** Records provided **

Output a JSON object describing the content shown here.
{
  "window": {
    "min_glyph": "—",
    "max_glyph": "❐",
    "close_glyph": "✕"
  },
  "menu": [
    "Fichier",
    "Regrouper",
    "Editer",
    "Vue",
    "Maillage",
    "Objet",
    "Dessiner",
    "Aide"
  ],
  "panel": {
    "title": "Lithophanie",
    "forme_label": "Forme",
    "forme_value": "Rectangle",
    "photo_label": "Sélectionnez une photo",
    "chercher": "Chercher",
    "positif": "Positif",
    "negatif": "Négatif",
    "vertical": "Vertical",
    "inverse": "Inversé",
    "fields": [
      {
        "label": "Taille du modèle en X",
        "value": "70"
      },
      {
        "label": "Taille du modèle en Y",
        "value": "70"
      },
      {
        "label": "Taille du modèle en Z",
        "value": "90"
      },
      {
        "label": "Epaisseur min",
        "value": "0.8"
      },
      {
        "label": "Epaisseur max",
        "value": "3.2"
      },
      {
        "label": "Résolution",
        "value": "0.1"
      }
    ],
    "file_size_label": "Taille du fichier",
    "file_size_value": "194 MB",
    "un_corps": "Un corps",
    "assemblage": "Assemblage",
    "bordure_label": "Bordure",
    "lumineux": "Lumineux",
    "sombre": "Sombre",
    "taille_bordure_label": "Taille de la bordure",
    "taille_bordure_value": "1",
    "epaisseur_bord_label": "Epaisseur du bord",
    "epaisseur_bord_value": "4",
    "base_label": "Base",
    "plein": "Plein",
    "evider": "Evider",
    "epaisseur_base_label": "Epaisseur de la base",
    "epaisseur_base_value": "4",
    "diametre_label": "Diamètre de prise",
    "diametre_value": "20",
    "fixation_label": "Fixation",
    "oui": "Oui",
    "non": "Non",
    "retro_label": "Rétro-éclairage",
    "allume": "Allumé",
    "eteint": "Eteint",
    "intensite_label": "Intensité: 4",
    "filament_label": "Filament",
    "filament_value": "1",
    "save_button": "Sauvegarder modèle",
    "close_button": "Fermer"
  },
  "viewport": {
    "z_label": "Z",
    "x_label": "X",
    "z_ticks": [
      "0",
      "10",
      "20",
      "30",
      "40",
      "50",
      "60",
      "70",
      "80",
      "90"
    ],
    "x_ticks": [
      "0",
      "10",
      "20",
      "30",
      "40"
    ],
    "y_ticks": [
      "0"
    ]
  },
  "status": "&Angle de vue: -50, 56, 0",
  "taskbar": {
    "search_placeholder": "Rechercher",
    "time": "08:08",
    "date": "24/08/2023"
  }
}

** Task goal **
Return every entry exactly as given.

** Completed task **
Output a JSON object describing the content shown here.
{
  "window": {
    "min_glyph": "—",
    "max_glyph": "❐",
    "close_glyph": "✕"
  },
  "menu": [
    "Fichier",
    "Regrouper",
    "Editer",
    "Vue",
    "Maillage",
    "Objet",
    "Dessiner",
    "Aide"
  ],
  "panel": {
    "title": "Lithophanie",
    "forme_label": "Forme",
    "forme_value": "Rectangle",
    "photo_label": "Sélectionnez une photo",
    "chercher": "Chercher",
    "positif": "Positif",
    "negatif": "Négatif",
    "vertical": "Vertical",
    "inverse": "Inversé",
    "fields": [
      {
        "label": "Taille du modèle en X",
        "value": "70"
      },
      {
        "label": "Taille du modèle en Y",
        "value": "70"
      },
      {
        "label": "Taille du modèle en Z",
        "value": "90"
      },
      {
        "label": "Epaisseur min",
        "value": "0.8"
      },
      {
        "label": "Epaisseur max",
        "value": "3.2"
      },
      {
        "label": "Résolution",
        "value": "0.1"
      }
    ],
    "file_size_label": "Taille du fichier",
    "file_size_value": "194 MB",
    "un_corps": "Un corps",
    "assemblage": "Assemblage",
    "bordure_label": "Bordure",
    "lumineux": "Lumineux",
    "sombre": "Sombre",
    "taille_bordure_label": "Taille de la bordure",
    "taille_bordure_value": "1",
    "epaisseur_bord_label": "Epaisseur du bord",
    "epaisseur_bord_value": "4",
    "base_label": "Base",
    "plein": "Plein",
    "evider": "Evider",
    "epaisseur_base_label": "Epaisseur de la base",
    "epaisseur_base_value": "4",
    "diametre_label": "Diamètre de prise",
    "diametre_value": "20",
    "fixation_label": "Fixation",
    "oui": "Oui",
    "non": "Non",
    "retro_label": "Rétro-éclairage",
    "allume": "Allumé",
    "eteint": "Eteint",
    "intensite_label": "Intensité: 4",
    "filament_label": "Filament",
    "filament_value": "1",
    "save_button": "Sauvegarder modèle",
    "close_button": "Fermer"
  },
  "viewport": {
    "z_label": "Z",
    "x_label": "X",
    "z_ticks": [
      "0",
      "10",
      "20",
      "30",
      "40",
      "50",
      "60",
      "70",
      "80",
      "90"
    ],
    "x_ticks": [
      "0",
      "10",
      "20",
      "30",
      "40"
    ],
    "y_ticks": [
      "0"
    ]
  },
  "status": "&Angle de vue: -50, 56, 0",
  "taskbar": {
    "search_placeholder": "Rechercher",
    "time": "08:08",
    "date": "24/08/2023"
  }
}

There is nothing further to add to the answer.